To-do list:
(A) List every person named in the mailing-list thread on reworking the Rescale API below.
(B) In the Rescale API thread below, retype the passage between "Gyula Fóra Thu, 26" and "having 2 options.", inclusive.

Excerpt:

────────────────────────────────────────

Re: Reworking the Rescale API

Gyula Fóra Thu, 26 Jan 2023 06:18:43 -0800

If the adaptive scheduler would support all execution modes like Native
Applications, Sessions etc including active resource management then I
think we could use that all the time. I would love to use one scheduler
instead of having 2 options.


Currently however there is a huge gap in functionality between
active/passive resource management and from my experience, the active
(native) integration is much more convenient for Kubernetes environments.

Gyula

On Thu, Jan 26, 2023 at 3:13 PM Konstantin Knauf <kna...@apache.org> wrote:

> Hi Gyula,
>
> if the adaptive scheduler supported active resource managers, would there
> be any other blocker to migrate to it? I don't know much about the
> implementation-side here, but conceptually once we have session mode
> support and each Jobs in a session clusters declaris their desired
> parallelism (!=infinity) there shouldn't be a big gap to support active
> resource managers. Am I missing something, Chesnay?
>
> Regarding the complexity, I was referring to the procedure that Max
> outlines in his ticket around check if slots are available or not and then
> triggering scaling operations. The adaptive scheduler already does this and
> is more responsive in that regard than an external process would be in my
> understanding.
>
> Cheers,
>
> Konstantin
>
>
>
> Am Do., 26. Jan. 2023 um 15:05 Uhr schrieb Gyula Fóra <
> gyula.f...@gmail.com>:
>
>> Hi Konstantin!
>>
>> I think the Adaptive Scheduler still will not support Kubernetes Native
>> integration and can only be used in standalone mode. This means that the
>> operator needs to manage all resources externally, and compute exactly how
>> much new slots are needed during rescaling etc.
>>
>> I think whatever scaling API we build, it should work for both standalone
>> and native integration as much as possible. It's not a duplicated effort to
>> add it to the standard scheduler as long as the adaptive scheduler does not
>> support active resource management.
>>
>> Also it seems this will not reduce complexity on the operator side, which
>> can already do scaling actions by executing an upgrade.
>>
>> And a side note: the operator supports both native and standalone
>> integration (both standard and adaptive scheduler this way) but the bigger
>> problem is actually computing the required number of slots and required new
>> resources which is much harder than simply using active resource management.

────────────────────────────────────────

Recorded information:
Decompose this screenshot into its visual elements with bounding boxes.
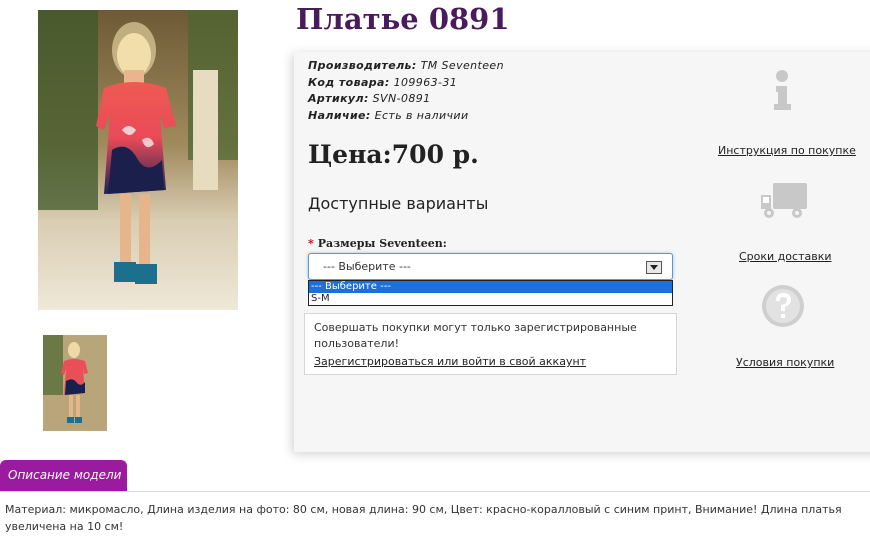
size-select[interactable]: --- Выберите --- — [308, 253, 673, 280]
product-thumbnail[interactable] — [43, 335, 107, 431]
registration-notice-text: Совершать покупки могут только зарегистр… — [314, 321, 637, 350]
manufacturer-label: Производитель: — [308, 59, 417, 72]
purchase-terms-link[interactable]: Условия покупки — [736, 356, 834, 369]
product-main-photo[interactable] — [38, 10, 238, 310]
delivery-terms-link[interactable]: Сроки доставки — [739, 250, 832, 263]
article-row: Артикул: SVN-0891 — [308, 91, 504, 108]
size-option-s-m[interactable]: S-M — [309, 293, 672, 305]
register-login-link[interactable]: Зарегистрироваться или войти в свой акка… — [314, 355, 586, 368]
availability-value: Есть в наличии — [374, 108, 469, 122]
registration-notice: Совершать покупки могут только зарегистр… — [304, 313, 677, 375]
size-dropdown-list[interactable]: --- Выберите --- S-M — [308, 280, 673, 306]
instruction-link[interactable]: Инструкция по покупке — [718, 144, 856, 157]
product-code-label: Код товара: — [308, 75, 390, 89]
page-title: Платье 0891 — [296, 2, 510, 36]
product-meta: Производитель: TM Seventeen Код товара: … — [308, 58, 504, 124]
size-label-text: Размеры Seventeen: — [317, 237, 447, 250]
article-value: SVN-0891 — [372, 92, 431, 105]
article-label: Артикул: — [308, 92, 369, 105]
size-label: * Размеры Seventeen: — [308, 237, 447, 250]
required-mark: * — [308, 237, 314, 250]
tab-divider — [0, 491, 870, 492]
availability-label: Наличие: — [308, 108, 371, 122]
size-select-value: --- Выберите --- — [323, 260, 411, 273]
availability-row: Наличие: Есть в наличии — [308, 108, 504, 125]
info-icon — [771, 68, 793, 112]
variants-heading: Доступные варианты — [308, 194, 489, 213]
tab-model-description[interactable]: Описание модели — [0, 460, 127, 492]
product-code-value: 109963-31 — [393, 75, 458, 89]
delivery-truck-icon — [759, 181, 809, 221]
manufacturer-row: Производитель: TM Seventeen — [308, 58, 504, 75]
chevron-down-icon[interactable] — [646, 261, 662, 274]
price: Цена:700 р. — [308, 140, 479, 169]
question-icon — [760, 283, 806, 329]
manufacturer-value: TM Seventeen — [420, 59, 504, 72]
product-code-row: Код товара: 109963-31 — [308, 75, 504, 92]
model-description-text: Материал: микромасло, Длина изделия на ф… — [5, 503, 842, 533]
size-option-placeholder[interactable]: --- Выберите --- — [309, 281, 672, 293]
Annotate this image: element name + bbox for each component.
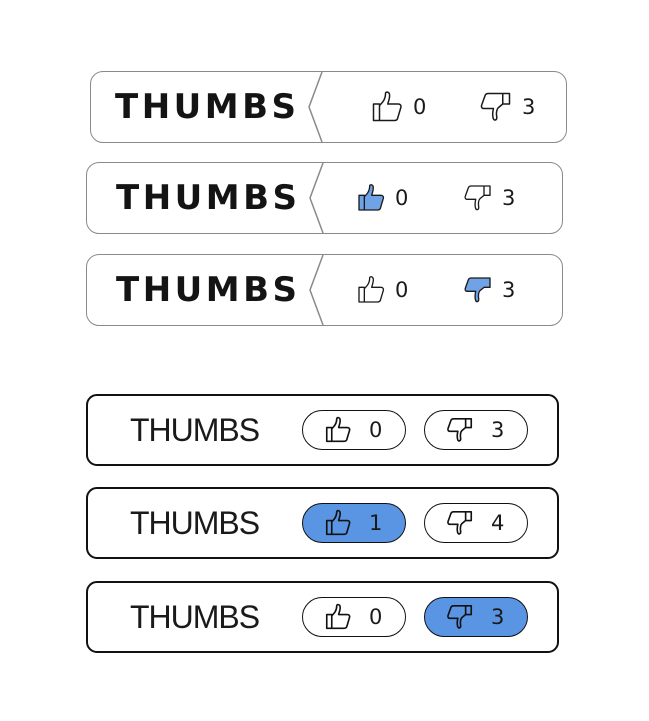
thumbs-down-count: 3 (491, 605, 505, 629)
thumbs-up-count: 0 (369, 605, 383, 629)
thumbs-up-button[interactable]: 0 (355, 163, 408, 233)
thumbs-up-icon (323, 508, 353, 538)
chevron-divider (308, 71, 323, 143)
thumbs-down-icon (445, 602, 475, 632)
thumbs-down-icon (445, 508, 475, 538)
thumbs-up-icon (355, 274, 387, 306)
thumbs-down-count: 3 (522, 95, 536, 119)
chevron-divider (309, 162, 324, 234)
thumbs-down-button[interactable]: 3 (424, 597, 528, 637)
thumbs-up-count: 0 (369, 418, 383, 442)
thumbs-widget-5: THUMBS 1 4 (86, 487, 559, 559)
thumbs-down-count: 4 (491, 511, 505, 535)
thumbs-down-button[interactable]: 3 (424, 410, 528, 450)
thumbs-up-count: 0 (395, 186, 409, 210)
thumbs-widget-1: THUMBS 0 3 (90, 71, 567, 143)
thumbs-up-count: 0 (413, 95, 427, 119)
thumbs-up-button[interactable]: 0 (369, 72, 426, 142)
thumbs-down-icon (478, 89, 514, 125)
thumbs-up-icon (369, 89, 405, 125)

────────────────────────────────────────

Correct answers:
(A) Gyula Fóra, Konstantin Knauf, Max, Chesnay

(B)
Gyula Fóra Thu, 26 Jan 2023 06:18:43 -0800

If the adaptive scheduler would support all execution modes like Native
Applications, Sessions etc including active resource management then I
think we could use that all the time. I would love to use one scheduler
instead of having 2 options.